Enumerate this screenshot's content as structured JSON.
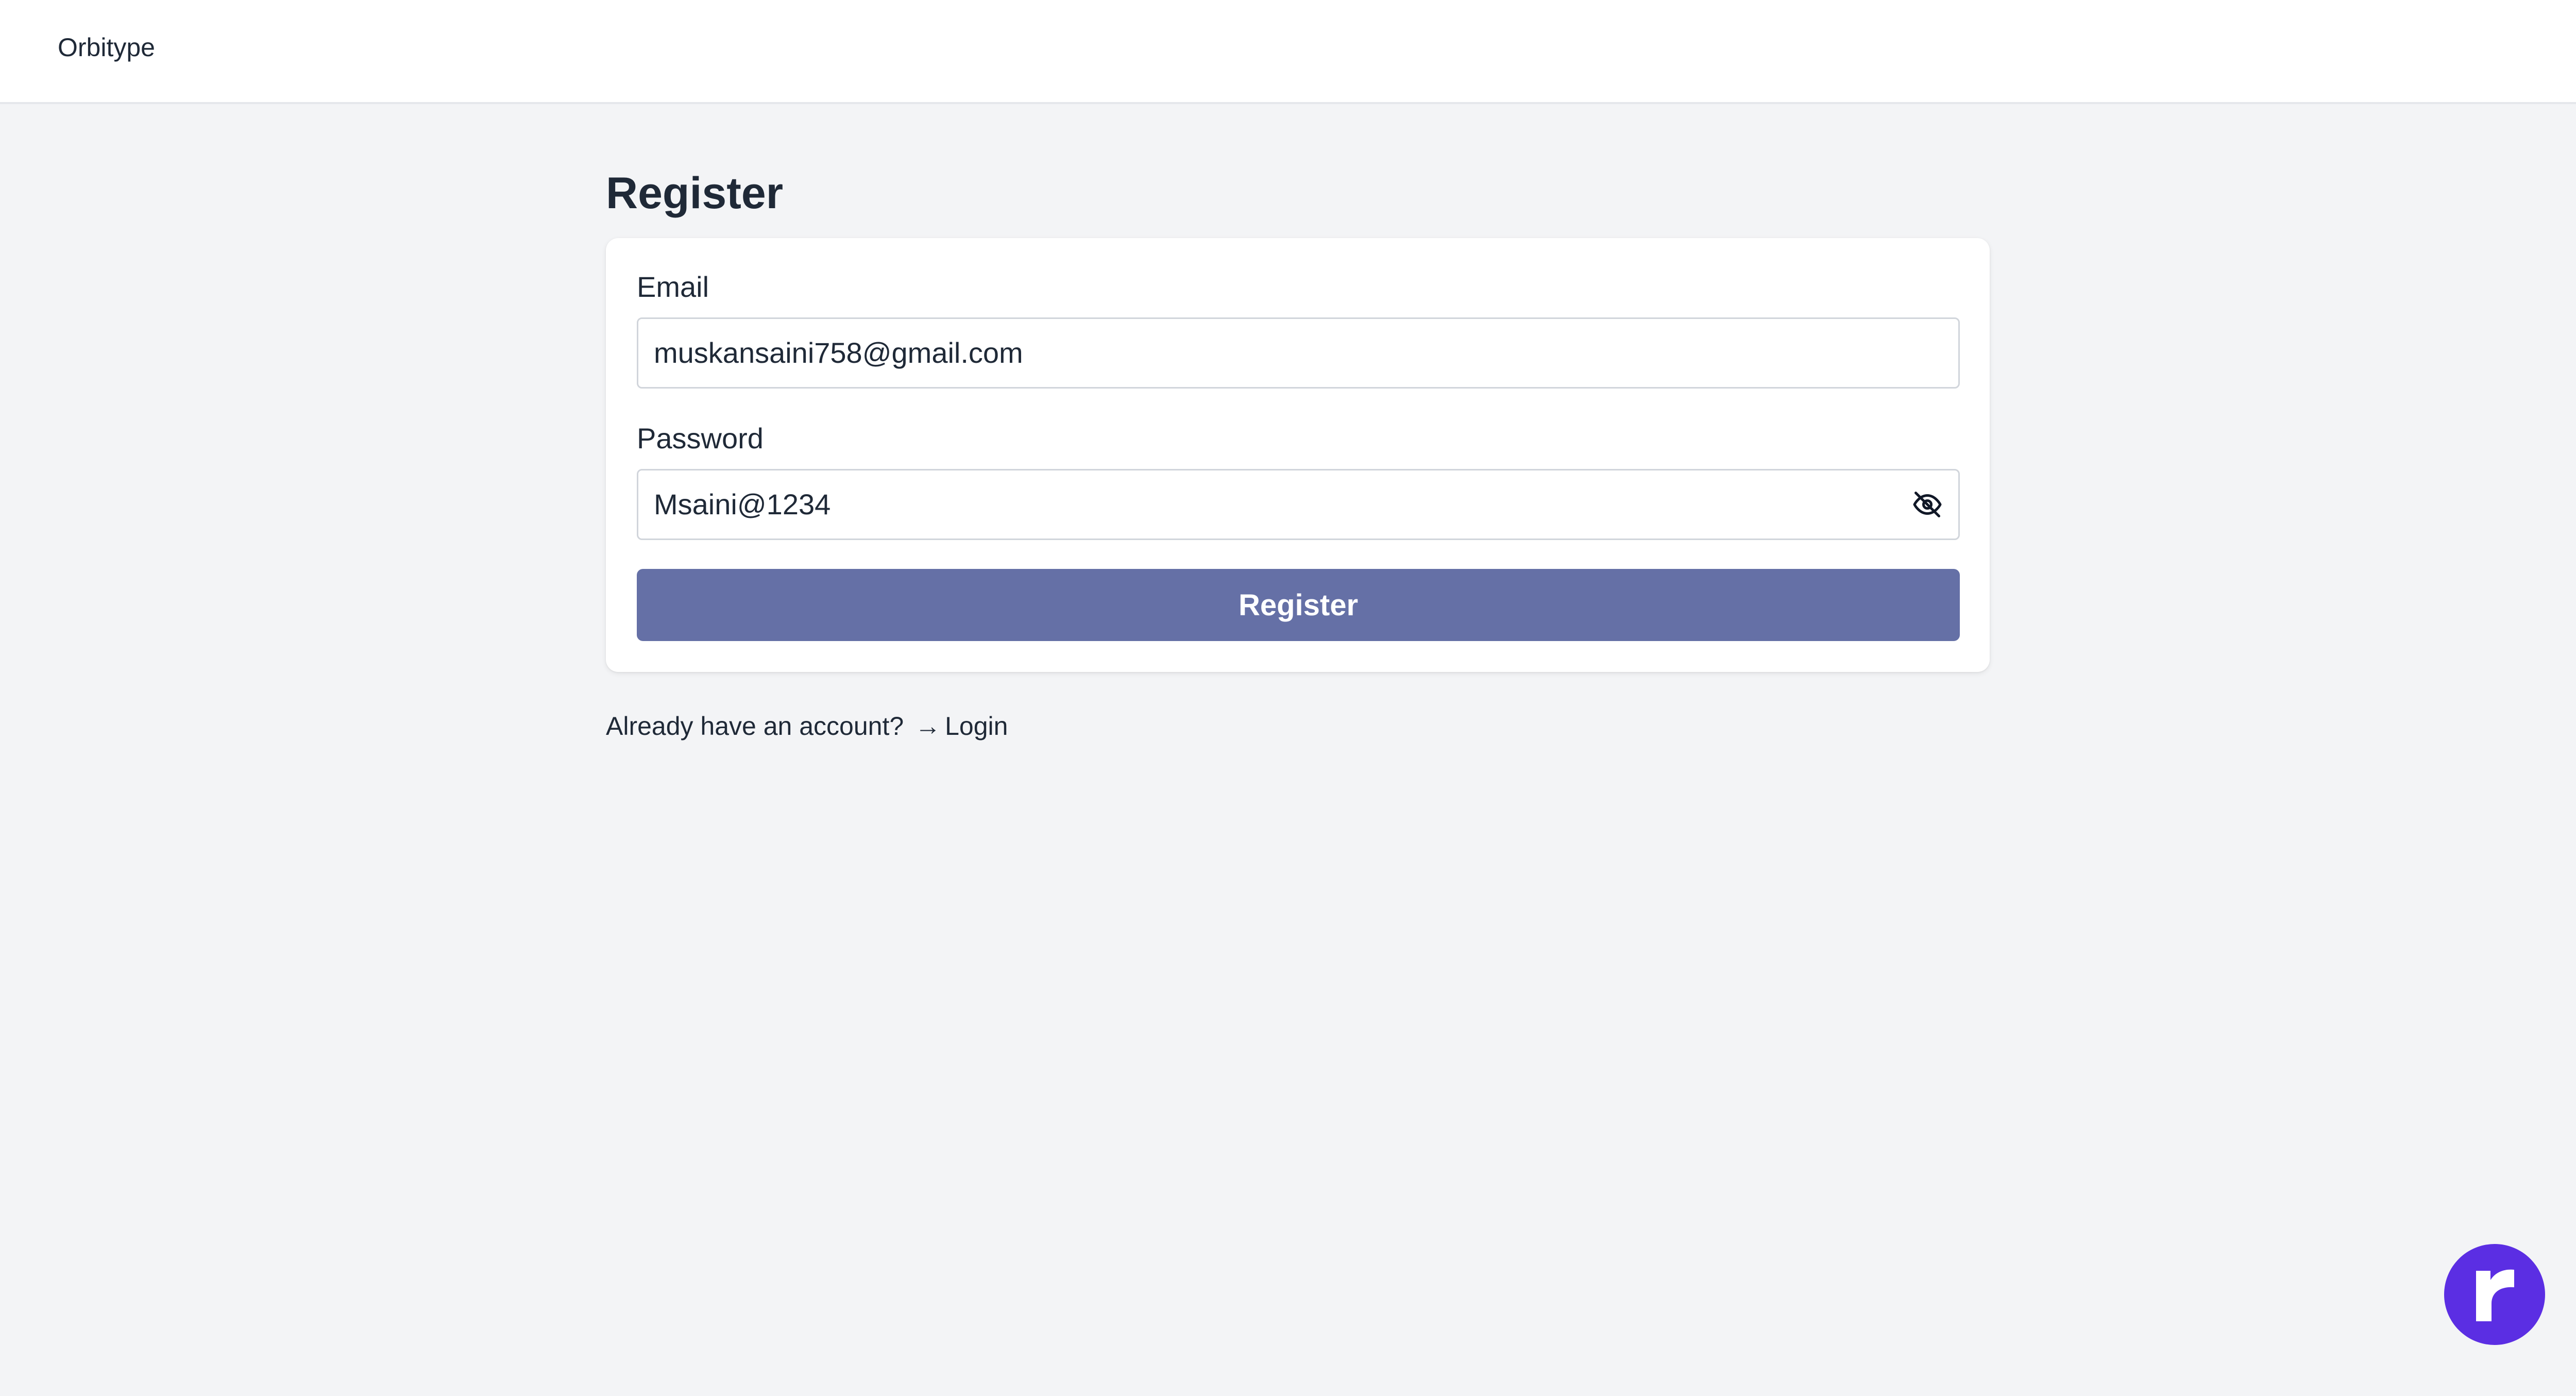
{
  "header": {
    "brand": "Orbitype"
  },
  "page": {
    "title": "Register"
  },
  "form": {
    "email_label": "Email",
    "email_value": "muskansaini758@gmail.com",
    "password_label": "Password",
    "password_value": "Msaini@1234",
    "password_toggle_icon": "eye-off-icon",
    "submit_label": "Register"
  },
  "footer": {
    "prompt": "Already have an account?",
    "arrow": "→",
    "login_label": "Login"
  },
  "floating_button": {
    "icon": "r-logo-icon"
  },
  "colors": {
    "primary_button": "#6570a6",
    "fab": "#5b2ee3"
  }
}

Goal
Give all the entries again exactly, dropping each picture.

The completed task
Enumerate this screenshot's content as structured JSON.
{
  "header": {
    "brand": "Orbitype"
  },
  "page": {
    "title": "Register"
  },
  "form": {
    "email_label": "Email",
    "email_value": "muskansaini758@gmail.com",
    "password_label": "Password",
    "password_value": "Msaini@1234",
    "password_toggle_icon": "eye-off-icon",
    "submit_label": "Register"
  },
  "footer": {
    "prompt": "Already have an account?",
    "arrow": "→",
    "login_label": "Login"
  },
  "floating_button": {
    "icon": "r-logo-icon"
  },
  "colors": {
    "primary_button": "#6570a6",
    "fab": "#5b2ee3"
  }
}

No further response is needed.